>> begin Dataset excerpts
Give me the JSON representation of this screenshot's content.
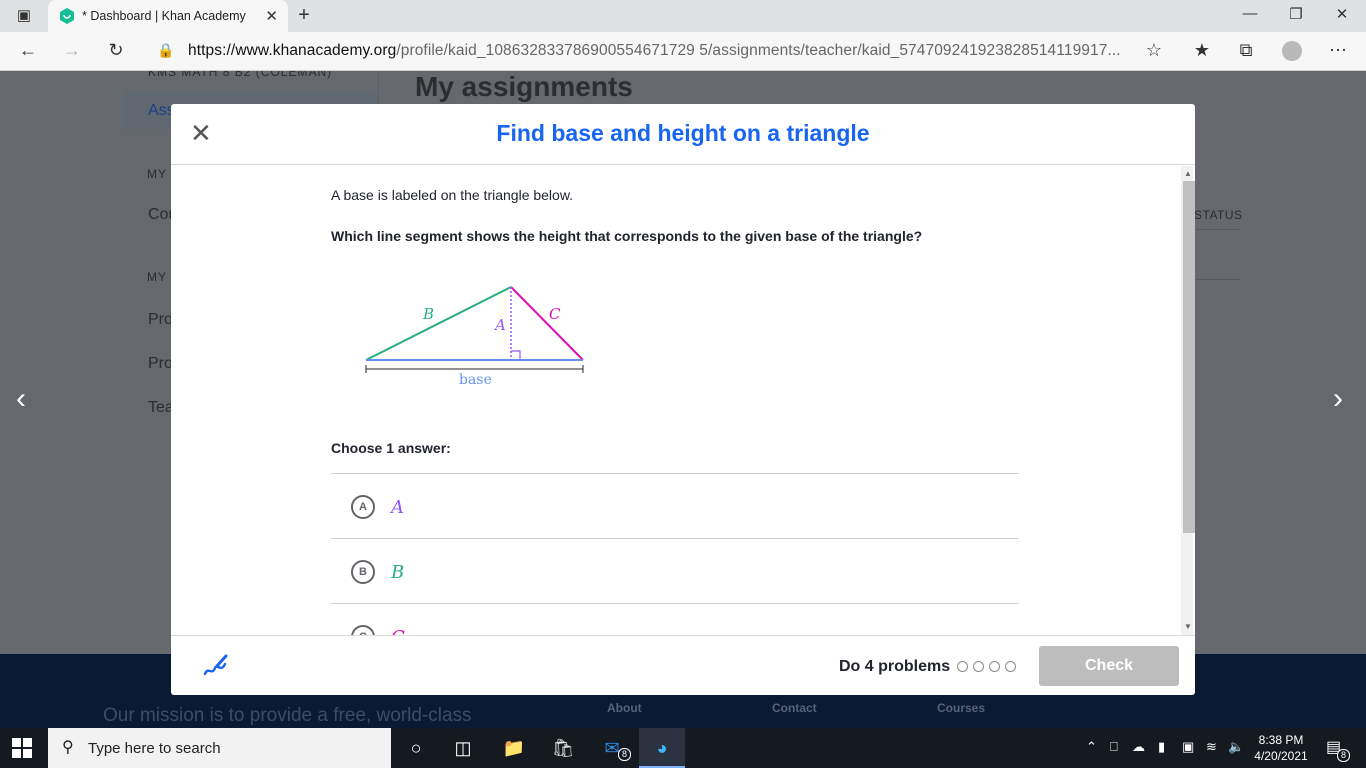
{
  "browser": {
    "tab_title": "* Dashboard | Khan Academy",
    "url_host": "https://www.khanacademy.org",
    "url_path": "/profile/kaid_108632833786900554671729 5/assignments/teacher/kaid_574709241923828514119917..."
  },
  "background_page": {
    "top_label": "KMS MATH 8 B2 (COLEMAN)",
    "assignments_item": "Ass",
    "section_my_1": "MY",
    "courses_item": "Cou",
    "section_my_2": "MY",
    "item_pro_1": "Pro",
    "item_pro_2": "Pro",
    "item_tea": "Tea",
    "heading": "My assignments",
    "status_column": "STATUS",
    "footer_mission": "Our mission is to provide a free, world-class",
    "footer_links": [
      "About",
      "Contact",
      "Courses"
    ]
  },
  "modal": {
    "title": "Find base and height on a triangle",
    "intro": "A base is labeled on the triangle below.",
    "question": "Which line segment shows the height that corresponds to the given base of the triangle?",
    "diagram": {
      "label_b": "B",
      "label_a": "A",
      "label_c": "C",
      "label_base": "base",
      "colors": {
        "B": "#28ae7b",
        "A": "#9059ff",
        "C": "#e00fb5",
        "base": "#6495ed"
      }
    },
    "choose_label": "Choose 1 answer:",
    "choices": [
      {
        "letter": "A",
        "value": "A",
        "color": "#9059ff"
      },
      {
        "letter": "B",
        "value": "B",
        "color": "#28ae7b"
      },
      {
        "letter": "C",
        "value": "C",
        "color": "#e00fb5"
      }
    ],
    "do_problems": "Do 4 problems",
    "check_label": "Check",
    "progress_dots_total": 4
  },
  "taskbar": {
    "search_placeholder": "Type here to search",
    "time": "8:38 PM",
    "date": "4/20/2021",
    "mail_badge": "8",
    "notification_badge": "8"
  }
}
>> end Dataset excerpts
* **Task**
Leave out the pictures and transcribe everything else exactly.

* **The reply**
Give me the JSON representation of this screenshot's content.
{
  "browser": {
    "tab_title": "* Dashboard | Khan Academy",
    "url_host": "https://www.khanacademy.org",
    "url_path": "/profile/kaid_108632833786900554671729 5/assignments/teacher/kaid_574709241923828514119917..."
  },
  "background_page": {
    "top_label": "KMS MATH 8 B2 (COLEMAN)",
    "assignments_item": "Ass",
    "section_my_1": "MY",
    "courses_item": "Cou",
    "section_my_2": "MY",
    "item_pro_1": "Pro",
    "item_pro_2": "Pro",
    "item_tea": "Tea",
    "heading": "My assignments",
    "status_column": "STATUS",
    "footer_mission": "Our mission is to provide a free, world-class",
    "footer_links": [
      "About",
      "Contact",
      "Courses"
    ]
  },
  "modal": {
    "title": "Find base and height on a triangle",
    "intro": "A base is labeled on the triangle below.",
    "question": "Which line segment shows the height that corresponds to the given base of the triangle?",
    "diagram": {
      "label_b": "B",
      "label_a": "A",
      "label_c": "C",
      "label_base": "base",
      "colors": {
        "B": "#28ae7b",
        "A": "#9059ff",
        "C": "#e00fb5",
        "base": "#6495ed"
      }
    },
    "choose_label": "Choose 1 answer:",
    "choices": [
      {
        "letter": "A",
        "value": "A",
        "color": "#9059ff"
      },
      {
        "letter": "B",
        "value": "B",
        "color": "#28ae7b"
      },
      {
        "letter": "C",
        "value": "C",
        "color": "#e00fb5"
      }
    ],
    "do_problems": "Do 4 problems",
    "check_label": "Check",
    "progress_dots_total": 4
  },
  "taskbar": {
    "search_placeholder": "Type here to search",
    "time": "8:38 PM",
    "date": "4/20/2021",
    "mail_badge": "8",
    "notification_badge": "8"
  }
}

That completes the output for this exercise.